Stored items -
▬▬▬▬▬▬

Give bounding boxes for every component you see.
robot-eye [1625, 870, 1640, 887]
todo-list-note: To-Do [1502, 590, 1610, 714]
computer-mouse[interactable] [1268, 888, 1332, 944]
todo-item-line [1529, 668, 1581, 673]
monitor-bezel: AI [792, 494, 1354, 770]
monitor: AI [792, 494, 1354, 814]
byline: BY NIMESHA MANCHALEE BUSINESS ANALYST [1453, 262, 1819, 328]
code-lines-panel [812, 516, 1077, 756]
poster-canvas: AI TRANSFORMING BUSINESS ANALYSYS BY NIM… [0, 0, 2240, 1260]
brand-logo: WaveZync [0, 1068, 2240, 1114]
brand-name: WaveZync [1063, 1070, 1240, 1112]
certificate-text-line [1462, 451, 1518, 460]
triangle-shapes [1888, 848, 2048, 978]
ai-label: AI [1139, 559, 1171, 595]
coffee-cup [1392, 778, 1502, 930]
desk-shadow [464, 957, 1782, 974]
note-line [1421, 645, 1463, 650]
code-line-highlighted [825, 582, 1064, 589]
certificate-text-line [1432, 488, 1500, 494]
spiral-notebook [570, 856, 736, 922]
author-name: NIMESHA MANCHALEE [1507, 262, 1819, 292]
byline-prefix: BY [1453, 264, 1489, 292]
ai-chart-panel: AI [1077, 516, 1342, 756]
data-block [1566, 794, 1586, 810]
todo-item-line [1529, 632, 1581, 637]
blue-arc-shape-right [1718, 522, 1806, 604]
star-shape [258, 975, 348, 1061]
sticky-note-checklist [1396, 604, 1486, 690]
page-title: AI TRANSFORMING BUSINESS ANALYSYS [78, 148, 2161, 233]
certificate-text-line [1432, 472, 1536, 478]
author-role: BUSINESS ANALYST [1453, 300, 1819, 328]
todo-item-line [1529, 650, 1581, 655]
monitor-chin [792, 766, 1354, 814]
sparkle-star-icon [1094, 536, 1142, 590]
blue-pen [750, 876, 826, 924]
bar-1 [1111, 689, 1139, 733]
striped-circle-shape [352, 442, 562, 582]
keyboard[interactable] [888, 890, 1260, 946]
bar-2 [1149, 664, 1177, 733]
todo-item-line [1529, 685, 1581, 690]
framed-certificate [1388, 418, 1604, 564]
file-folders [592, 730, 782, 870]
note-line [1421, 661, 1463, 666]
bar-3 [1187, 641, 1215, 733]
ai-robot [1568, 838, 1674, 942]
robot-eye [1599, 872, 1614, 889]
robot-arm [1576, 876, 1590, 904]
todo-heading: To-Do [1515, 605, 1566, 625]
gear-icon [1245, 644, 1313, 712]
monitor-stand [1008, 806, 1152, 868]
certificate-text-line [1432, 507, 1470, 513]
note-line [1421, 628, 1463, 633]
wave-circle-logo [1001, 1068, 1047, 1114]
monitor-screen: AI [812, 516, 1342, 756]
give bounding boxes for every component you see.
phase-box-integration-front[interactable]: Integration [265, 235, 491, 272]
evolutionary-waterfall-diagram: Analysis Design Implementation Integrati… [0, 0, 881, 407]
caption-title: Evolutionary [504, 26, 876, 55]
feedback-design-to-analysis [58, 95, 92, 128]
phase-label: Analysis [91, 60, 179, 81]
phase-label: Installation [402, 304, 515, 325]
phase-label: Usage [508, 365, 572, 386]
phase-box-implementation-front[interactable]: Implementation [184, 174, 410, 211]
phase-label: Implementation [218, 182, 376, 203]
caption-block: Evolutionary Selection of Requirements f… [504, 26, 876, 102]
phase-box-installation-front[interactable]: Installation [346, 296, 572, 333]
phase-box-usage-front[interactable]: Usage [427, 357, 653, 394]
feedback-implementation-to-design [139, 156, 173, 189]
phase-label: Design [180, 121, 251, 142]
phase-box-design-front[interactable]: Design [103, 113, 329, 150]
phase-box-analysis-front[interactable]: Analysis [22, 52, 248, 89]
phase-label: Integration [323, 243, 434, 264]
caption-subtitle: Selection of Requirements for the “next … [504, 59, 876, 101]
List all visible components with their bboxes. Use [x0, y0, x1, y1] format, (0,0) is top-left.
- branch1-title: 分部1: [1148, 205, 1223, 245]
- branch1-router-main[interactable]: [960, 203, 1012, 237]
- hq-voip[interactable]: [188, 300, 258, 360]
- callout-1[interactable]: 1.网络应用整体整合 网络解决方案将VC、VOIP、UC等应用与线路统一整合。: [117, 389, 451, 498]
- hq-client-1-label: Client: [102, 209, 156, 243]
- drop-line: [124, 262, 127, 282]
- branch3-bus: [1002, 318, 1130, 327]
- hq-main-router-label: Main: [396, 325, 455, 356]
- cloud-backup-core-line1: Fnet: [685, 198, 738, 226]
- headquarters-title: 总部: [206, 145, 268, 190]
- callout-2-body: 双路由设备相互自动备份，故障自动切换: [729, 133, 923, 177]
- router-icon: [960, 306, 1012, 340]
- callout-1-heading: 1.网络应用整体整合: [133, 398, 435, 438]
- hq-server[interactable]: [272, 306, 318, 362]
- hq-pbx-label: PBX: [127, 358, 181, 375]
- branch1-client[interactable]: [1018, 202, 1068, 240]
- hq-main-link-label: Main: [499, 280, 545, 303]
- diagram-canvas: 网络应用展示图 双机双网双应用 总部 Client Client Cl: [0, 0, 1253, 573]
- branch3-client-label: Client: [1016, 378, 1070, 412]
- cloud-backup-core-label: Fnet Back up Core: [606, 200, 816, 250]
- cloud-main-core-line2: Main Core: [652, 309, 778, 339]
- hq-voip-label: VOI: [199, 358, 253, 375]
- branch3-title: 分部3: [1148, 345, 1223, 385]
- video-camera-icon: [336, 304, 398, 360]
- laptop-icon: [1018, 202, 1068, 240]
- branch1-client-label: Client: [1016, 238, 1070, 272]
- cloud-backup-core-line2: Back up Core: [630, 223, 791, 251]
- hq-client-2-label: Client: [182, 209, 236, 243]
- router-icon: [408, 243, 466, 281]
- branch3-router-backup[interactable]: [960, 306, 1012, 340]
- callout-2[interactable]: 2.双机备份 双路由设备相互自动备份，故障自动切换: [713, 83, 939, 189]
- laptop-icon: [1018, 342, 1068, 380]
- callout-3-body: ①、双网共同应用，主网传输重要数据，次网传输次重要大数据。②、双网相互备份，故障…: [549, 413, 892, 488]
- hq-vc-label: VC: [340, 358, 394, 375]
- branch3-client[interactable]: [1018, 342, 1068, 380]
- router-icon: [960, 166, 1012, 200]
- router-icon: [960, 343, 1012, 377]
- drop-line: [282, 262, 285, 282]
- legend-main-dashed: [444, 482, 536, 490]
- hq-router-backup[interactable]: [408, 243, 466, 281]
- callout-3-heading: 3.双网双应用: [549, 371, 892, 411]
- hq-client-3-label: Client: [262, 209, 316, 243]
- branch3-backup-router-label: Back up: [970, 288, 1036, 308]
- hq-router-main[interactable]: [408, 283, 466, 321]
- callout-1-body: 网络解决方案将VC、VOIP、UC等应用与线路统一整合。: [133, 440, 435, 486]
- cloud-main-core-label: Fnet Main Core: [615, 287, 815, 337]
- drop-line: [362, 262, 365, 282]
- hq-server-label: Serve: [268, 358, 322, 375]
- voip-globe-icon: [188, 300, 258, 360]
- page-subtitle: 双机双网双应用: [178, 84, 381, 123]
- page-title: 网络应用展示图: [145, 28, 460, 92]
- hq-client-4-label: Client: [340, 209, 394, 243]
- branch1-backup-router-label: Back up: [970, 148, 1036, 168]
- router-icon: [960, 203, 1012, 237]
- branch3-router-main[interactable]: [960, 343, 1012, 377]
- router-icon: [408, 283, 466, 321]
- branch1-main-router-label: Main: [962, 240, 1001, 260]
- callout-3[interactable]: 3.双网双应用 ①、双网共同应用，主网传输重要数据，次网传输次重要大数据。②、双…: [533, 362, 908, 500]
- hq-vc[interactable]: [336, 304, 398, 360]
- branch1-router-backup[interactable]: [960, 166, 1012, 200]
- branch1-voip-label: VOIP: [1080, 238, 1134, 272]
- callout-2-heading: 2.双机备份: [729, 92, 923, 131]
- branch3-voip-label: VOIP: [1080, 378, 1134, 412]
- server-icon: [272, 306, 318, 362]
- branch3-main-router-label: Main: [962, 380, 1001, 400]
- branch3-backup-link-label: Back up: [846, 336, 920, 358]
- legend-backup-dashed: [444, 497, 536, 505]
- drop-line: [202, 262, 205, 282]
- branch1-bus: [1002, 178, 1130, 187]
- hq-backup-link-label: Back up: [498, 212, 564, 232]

▬▬▬▬▬▬

Copy out the stored items above word for word, beginning with the first line and ending with the line that contains "blue-pen [750, 876, 826, 924]", including both of those lines.

SOLUTION TO THIS PROBLEM -
Give bounding boxes for every component you see.
robot-eye [1625, 870, 1640, 887]
todo-list-note: To-Do [1502, 590, 1610, 714]
computer-mouse[interactable] [1268, 888, 1332, 944]
todo-item-line [1529, 668, 1581, 673]
monitor-bezel: AI [792, 494, 1354, 770]
monitor: AI [792, 494, 1354, 814]
byline: BY NIMESHA MANCHALEE BUSINESS ANALYST [1453, 262, 1819, 328]
code-lines-panel [812, 516, 1077, 756]
poster-canvas: AI TRANSFORMING BUSINESS ANALYSYS BY NIM… [0, 0, 2240, 1260]
brand-logo: WaveZync [0, 1068, 2240, 1114]
brand-name: WaveZync [1063, 1070, 1240, 1112]
certificate-text-line [1462, 451, 1518, 460]
triangle-shapes [1888, 848, 2048, 978]
ai-label: AI [1139, 559, 1171, 595]
coffee-cup [1392, 778, 1502, 930]
desk-shadow [464, 957, 1782, 974]
note-line [1421, 645, 1463, 650]
code-line-highlighted [825, 582, 1064, 589]
certificate-text-line [1432, 488, 1500, 494]
spiral-notebook [570, 856, 736, 922]
author-name: NIMESHA MANCHALEE [1507, 262, 1819, 292]
byline-prefix: BY [1453, 264, 1489, 292]
ai-chart-panel: AI [1077, 516, 1342, 756]
data-block [1566, 794, 1586, 810]
todo-item-line [1529, 632, 1581, 637]
blue-arc-shape-right [1718, 522, 1806, 604]
star-shape [258, 975, 348, 1061]
sticky-note-checklist [1396, 604, 1486, 690]
page-title: AI TRANSFORMING BUSINESS ANALYSYS [78, 148, 2161, 233]
certificate-text-line [1432, 472, 1536, 478]
author-role: BUSINESS ANALYST [1453, 300, 1819, 328]
todo-item-line [1529, 650, 1581, 655]
monitor-chin [792, 766, 1354, 814]
sparkle-star-icon [1094, 536, 1142, 590]
blue-pen [750, 876, 826, 924]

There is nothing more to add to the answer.